Structured figure records
____________________

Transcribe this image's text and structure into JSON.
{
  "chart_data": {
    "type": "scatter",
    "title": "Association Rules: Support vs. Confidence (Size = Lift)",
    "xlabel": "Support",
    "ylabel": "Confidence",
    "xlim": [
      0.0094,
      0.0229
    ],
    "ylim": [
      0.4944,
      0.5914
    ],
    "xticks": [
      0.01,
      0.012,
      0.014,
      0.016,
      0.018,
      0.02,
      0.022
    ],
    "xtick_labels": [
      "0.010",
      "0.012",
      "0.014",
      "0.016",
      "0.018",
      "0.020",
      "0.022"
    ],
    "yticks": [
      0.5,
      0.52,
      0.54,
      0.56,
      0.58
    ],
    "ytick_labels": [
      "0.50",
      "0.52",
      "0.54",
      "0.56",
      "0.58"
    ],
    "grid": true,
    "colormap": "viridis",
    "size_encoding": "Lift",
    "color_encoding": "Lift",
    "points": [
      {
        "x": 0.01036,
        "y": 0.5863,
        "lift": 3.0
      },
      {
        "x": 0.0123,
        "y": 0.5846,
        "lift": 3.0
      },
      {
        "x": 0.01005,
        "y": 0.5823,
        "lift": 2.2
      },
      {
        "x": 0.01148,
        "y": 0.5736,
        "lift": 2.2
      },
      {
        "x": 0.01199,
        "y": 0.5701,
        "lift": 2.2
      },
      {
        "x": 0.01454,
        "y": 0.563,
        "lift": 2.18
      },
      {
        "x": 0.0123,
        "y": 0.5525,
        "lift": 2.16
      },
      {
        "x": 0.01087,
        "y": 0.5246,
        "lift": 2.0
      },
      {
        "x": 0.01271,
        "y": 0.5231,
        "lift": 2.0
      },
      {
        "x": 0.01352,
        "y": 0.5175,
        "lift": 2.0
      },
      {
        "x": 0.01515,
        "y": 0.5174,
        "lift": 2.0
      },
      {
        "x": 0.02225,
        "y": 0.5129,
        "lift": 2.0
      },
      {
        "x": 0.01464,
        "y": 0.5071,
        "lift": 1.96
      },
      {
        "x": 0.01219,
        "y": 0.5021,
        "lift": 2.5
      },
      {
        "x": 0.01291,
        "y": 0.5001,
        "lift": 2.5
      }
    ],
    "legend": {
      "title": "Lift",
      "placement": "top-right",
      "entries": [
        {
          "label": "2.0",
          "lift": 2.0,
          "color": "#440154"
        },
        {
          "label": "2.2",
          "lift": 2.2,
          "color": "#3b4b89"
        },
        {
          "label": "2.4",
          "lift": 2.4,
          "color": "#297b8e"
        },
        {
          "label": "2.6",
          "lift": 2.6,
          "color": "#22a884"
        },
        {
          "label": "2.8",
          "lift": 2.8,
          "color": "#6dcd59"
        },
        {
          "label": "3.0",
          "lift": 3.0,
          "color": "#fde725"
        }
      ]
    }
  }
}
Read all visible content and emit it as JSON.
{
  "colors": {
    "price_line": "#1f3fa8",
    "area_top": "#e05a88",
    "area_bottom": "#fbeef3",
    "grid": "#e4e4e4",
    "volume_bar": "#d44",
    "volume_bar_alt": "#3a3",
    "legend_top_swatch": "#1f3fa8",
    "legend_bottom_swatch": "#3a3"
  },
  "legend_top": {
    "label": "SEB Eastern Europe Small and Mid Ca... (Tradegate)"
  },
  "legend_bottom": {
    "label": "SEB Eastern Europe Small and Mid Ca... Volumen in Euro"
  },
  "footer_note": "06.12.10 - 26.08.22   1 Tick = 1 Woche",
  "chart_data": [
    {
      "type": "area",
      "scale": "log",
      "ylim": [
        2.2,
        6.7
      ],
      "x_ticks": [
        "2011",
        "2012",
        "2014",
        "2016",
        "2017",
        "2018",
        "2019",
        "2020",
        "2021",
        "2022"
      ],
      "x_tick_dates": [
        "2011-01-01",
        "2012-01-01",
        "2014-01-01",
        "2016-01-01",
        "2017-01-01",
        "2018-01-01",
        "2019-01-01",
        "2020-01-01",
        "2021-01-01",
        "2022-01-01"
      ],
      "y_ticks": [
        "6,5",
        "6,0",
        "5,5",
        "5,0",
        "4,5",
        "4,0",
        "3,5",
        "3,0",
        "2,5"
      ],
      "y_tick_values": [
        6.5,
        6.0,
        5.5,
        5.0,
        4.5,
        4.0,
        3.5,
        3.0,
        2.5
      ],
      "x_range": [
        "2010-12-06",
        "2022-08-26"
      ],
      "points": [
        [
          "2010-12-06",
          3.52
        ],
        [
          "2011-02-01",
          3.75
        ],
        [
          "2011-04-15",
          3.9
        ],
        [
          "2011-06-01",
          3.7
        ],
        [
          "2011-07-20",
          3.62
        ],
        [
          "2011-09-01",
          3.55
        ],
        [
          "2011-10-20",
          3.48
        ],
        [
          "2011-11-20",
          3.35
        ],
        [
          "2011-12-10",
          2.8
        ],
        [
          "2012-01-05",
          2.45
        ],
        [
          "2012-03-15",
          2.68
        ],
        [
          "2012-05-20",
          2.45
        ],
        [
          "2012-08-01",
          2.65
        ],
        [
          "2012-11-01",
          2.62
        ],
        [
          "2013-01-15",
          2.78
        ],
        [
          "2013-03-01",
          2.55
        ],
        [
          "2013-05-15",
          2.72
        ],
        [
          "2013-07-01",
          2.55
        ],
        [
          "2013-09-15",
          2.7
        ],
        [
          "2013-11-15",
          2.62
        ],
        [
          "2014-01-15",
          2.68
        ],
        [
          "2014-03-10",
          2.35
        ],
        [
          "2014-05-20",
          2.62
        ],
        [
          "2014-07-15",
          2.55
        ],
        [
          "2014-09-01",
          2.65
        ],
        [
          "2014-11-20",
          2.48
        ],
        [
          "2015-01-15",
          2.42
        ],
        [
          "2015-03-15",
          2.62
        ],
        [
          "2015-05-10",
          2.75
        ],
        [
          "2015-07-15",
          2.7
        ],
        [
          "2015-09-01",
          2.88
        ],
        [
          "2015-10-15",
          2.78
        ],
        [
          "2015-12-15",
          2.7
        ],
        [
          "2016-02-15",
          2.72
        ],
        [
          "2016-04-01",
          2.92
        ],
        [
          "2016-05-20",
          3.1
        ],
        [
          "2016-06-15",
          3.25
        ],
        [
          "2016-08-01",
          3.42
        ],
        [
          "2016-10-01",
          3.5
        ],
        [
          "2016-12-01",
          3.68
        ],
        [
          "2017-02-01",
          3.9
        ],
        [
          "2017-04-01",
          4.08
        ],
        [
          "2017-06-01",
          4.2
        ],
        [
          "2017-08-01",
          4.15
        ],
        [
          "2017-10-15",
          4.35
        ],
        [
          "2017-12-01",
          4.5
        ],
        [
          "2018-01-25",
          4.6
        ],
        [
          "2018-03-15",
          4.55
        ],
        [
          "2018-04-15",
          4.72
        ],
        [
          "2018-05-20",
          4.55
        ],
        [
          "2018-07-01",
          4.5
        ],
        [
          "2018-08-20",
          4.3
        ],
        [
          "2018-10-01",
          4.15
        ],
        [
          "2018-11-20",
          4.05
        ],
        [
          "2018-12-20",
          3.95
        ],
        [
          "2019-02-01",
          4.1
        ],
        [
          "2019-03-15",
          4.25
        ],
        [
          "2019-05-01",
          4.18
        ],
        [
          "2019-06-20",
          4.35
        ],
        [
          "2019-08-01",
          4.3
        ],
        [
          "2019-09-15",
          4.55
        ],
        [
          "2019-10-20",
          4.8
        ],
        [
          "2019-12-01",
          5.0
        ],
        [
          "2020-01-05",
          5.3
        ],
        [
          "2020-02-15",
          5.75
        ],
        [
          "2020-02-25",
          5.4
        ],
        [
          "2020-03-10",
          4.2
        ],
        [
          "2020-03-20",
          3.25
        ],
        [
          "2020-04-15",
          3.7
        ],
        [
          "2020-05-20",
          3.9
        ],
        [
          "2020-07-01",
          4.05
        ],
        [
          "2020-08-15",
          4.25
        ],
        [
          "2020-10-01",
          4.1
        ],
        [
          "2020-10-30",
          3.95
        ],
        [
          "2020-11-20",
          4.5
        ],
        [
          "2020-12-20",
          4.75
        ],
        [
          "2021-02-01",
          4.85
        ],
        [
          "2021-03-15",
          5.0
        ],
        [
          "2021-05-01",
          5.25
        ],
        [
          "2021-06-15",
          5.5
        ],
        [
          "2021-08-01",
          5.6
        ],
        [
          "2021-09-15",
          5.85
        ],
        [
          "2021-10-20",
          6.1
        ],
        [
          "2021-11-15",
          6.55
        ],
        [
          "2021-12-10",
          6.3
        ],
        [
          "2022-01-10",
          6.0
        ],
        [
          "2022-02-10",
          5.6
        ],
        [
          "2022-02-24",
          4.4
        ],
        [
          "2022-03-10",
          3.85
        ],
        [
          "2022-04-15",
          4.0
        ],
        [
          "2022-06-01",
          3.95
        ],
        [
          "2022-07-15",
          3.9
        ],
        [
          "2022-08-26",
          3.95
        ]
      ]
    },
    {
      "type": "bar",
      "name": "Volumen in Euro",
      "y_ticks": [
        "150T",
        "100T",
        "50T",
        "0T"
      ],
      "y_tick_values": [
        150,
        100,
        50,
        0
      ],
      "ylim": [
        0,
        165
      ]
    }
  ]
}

____________________

State how many lines above include the word "Europe", and nothing more.

2